Copy every line from the records below that holds the word "angry".

▶ **Stored items from a collection**
☆ ☆ ☆ ☆ ☆ ☆ ☆

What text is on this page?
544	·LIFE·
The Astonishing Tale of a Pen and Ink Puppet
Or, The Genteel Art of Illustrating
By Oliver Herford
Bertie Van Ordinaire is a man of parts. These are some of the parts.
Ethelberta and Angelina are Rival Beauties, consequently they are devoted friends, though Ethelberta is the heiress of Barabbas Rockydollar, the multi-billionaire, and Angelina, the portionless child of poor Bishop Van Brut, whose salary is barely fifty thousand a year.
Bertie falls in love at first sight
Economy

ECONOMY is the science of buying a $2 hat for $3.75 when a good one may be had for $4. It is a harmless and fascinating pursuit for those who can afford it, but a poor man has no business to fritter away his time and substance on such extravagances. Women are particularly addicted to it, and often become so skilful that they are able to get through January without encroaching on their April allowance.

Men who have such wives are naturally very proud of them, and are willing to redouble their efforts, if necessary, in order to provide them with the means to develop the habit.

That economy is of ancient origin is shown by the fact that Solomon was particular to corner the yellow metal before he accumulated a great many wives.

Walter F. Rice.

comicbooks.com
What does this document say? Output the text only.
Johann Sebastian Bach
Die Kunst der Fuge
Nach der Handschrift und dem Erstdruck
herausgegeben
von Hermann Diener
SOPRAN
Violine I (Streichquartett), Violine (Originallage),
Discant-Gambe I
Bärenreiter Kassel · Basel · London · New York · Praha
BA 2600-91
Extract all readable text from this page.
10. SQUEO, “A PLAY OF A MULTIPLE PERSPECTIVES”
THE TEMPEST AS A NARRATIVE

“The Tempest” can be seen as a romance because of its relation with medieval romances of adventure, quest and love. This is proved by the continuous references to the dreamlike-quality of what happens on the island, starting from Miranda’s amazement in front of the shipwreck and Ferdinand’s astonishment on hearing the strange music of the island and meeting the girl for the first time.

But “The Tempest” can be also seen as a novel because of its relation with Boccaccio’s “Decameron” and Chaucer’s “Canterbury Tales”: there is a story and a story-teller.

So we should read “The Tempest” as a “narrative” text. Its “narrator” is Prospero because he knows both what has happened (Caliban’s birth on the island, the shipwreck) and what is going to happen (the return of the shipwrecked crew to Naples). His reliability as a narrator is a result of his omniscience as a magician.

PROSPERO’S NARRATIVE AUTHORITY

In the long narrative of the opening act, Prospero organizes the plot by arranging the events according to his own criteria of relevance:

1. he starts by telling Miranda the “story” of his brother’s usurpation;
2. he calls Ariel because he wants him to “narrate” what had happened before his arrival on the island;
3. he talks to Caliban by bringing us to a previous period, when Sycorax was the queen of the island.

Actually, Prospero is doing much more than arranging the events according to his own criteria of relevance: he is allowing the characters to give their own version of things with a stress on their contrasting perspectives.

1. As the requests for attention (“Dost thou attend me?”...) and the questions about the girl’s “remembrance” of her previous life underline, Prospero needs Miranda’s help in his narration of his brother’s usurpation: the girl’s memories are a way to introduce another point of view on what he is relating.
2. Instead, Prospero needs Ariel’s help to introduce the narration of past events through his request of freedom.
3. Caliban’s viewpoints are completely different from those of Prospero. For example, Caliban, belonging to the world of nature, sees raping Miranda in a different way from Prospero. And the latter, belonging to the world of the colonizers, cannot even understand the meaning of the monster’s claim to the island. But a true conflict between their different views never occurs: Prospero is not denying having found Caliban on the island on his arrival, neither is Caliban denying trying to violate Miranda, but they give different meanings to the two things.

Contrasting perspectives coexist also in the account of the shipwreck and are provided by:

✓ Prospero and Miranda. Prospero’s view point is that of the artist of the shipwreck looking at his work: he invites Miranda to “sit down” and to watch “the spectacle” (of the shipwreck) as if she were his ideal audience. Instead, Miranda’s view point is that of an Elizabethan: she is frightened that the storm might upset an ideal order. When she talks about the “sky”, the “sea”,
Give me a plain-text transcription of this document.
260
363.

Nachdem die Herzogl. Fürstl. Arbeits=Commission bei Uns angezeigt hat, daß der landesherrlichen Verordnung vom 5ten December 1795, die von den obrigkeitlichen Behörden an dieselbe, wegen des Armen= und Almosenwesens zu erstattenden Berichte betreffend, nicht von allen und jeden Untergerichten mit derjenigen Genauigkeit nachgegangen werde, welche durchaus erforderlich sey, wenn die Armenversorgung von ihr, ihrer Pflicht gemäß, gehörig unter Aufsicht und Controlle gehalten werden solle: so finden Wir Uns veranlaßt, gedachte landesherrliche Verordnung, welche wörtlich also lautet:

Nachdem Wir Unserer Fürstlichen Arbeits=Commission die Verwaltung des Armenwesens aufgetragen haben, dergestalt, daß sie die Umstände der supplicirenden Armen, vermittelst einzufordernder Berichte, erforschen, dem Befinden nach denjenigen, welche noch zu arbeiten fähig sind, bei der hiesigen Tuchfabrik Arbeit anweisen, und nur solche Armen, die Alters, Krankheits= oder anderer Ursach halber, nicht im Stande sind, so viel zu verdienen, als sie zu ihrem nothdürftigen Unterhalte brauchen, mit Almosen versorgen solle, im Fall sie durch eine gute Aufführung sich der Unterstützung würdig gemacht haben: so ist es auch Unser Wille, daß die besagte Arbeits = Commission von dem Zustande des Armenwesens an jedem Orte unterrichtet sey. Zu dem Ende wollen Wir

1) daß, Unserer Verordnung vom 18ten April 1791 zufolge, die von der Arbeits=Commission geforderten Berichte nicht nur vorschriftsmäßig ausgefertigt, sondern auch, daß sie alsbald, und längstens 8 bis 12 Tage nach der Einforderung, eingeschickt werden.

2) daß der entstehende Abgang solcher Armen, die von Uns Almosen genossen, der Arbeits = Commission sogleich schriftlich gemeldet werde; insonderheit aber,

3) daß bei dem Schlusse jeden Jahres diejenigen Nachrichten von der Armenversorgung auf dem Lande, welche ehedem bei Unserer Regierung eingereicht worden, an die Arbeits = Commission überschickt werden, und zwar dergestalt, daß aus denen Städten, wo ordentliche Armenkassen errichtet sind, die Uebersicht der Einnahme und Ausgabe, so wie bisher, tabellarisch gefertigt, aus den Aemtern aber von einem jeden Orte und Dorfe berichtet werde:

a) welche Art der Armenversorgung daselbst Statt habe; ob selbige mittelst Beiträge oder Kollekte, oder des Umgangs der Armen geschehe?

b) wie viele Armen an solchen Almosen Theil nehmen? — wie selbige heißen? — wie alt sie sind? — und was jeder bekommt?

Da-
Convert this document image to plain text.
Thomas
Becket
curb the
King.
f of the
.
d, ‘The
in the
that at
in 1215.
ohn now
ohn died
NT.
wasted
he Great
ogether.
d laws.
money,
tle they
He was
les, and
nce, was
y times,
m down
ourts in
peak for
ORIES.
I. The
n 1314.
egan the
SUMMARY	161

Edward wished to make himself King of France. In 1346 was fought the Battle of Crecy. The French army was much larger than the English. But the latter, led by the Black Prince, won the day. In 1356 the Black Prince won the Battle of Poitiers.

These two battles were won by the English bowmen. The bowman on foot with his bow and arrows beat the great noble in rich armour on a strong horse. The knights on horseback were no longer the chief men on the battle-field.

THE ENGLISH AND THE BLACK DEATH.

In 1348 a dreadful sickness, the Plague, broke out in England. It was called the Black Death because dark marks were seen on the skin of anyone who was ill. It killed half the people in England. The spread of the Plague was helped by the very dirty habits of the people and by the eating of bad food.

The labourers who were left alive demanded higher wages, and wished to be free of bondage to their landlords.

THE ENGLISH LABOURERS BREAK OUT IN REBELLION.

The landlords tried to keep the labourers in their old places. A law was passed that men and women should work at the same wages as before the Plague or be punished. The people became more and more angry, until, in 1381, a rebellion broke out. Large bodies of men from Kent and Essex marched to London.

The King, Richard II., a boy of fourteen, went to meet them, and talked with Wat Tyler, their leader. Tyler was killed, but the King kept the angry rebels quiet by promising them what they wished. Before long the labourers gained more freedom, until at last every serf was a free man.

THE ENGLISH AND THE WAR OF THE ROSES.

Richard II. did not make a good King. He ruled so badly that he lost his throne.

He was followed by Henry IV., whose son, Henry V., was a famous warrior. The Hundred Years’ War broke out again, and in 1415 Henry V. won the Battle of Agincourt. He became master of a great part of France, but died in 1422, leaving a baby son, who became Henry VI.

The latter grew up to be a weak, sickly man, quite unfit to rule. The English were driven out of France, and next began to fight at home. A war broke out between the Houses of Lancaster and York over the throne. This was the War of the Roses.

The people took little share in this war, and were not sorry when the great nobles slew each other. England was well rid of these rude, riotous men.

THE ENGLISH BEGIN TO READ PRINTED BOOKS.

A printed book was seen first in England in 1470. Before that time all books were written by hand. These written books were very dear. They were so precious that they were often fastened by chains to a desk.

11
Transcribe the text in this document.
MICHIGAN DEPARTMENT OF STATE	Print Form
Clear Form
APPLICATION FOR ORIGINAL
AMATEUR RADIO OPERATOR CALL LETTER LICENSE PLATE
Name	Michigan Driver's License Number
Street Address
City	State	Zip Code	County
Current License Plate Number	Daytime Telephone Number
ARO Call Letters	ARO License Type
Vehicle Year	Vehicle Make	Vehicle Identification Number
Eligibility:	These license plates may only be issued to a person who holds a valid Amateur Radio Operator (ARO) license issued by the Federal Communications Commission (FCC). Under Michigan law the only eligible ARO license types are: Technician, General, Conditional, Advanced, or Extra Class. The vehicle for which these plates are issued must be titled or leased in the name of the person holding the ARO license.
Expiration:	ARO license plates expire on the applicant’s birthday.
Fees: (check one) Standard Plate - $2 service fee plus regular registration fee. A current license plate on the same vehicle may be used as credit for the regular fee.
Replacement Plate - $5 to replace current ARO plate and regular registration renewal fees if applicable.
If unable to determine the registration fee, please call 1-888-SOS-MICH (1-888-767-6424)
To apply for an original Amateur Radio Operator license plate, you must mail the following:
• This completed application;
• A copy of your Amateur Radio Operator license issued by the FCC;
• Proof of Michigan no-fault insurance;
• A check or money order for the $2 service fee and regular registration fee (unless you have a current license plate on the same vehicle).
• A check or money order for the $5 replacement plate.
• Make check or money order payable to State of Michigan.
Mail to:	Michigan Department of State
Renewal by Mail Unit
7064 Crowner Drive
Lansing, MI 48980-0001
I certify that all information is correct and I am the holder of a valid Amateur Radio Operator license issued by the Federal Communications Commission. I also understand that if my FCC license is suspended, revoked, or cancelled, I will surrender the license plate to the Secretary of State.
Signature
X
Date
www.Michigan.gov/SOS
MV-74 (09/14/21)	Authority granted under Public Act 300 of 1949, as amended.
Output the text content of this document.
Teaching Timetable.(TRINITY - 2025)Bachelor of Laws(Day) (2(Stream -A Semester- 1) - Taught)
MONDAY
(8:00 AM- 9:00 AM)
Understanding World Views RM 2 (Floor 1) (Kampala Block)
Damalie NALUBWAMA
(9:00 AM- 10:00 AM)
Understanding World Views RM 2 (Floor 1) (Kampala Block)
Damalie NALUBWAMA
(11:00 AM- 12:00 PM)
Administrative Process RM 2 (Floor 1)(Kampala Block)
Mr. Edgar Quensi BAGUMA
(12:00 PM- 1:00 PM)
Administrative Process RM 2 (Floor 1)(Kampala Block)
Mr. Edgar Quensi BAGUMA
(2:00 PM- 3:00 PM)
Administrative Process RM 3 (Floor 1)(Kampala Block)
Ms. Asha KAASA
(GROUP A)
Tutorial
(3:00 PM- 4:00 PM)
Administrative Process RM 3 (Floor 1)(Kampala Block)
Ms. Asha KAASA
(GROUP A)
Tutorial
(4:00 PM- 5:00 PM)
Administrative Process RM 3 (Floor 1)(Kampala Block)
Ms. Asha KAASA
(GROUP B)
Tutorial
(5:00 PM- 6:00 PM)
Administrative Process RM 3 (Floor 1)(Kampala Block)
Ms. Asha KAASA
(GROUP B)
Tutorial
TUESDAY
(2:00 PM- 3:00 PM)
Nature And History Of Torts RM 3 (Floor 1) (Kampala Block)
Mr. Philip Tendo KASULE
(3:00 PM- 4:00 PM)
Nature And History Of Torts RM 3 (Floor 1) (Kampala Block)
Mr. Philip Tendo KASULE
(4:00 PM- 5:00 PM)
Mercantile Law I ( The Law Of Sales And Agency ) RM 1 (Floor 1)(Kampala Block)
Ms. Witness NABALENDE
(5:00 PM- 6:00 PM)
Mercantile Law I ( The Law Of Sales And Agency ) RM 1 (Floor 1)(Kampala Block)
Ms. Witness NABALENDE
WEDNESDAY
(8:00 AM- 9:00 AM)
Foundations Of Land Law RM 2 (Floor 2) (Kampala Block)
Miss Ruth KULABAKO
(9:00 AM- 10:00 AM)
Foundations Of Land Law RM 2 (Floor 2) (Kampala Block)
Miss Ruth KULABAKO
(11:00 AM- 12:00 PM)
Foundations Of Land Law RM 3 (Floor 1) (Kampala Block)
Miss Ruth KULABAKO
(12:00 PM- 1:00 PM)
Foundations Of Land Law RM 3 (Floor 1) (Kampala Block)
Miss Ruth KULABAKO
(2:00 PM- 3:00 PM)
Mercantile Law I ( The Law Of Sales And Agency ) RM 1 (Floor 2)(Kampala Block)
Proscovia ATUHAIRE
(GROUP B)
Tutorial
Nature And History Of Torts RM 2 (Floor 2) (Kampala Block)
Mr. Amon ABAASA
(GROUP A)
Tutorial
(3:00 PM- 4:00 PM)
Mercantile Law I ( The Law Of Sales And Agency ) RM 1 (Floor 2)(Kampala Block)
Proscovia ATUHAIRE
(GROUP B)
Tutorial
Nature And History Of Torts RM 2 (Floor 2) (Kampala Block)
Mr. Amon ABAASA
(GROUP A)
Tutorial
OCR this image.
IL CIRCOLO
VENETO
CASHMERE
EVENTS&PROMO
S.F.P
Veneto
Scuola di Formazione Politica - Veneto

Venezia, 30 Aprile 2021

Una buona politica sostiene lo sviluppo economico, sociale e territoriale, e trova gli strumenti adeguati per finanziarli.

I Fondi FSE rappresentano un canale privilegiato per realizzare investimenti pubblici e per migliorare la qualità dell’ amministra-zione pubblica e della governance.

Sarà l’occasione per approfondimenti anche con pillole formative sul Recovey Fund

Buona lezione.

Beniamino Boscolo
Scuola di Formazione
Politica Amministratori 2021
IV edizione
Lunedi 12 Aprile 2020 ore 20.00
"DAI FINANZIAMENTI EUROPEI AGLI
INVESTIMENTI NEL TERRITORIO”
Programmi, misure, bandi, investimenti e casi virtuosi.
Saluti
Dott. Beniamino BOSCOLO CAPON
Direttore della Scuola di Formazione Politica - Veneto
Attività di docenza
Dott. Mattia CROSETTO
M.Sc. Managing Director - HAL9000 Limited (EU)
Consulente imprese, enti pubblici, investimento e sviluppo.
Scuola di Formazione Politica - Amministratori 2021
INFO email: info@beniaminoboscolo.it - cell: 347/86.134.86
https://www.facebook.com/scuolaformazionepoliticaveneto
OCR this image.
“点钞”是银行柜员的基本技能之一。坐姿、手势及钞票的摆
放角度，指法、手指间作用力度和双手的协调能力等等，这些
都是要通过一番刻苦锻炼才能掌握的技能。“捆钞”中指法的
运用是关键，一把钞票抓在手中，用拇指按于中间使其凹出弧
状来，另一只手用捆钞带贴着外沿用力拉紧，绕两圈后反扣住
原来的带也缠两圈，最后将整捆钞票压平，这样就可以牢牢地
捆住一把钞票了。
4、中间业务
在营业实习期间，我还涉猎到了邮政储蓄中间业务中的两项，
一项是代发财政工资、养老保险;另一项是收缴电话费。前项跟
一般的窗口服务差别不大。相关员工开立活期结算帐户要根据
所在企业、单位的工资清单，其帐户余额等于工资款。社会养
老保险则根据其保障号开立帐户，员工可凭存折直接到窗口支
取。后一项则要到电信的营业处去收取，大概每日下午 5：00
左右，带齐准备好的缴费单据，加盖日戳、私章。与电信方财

☆ ☆ ☆ ☆ ☆ ☆ ☆

▶ **Answer in full**
The landlords tried to keep the labourers in their old places. A law was passed that men and women should work at the same wages as before the Plague or be punished. The people became more and more angry, until, in 1381, a rebellion broke out. Large bodies of men from Kent and Essex marched to London.
The King, Richard II., a boy of fourteen, went to meet them, and talked with Wat Tyler, their leader. Tyler was killed, but the King kept the angry rebels quiet by promising them what they wished. Before long the labourers gained more freedom, until at last every serf was a free man.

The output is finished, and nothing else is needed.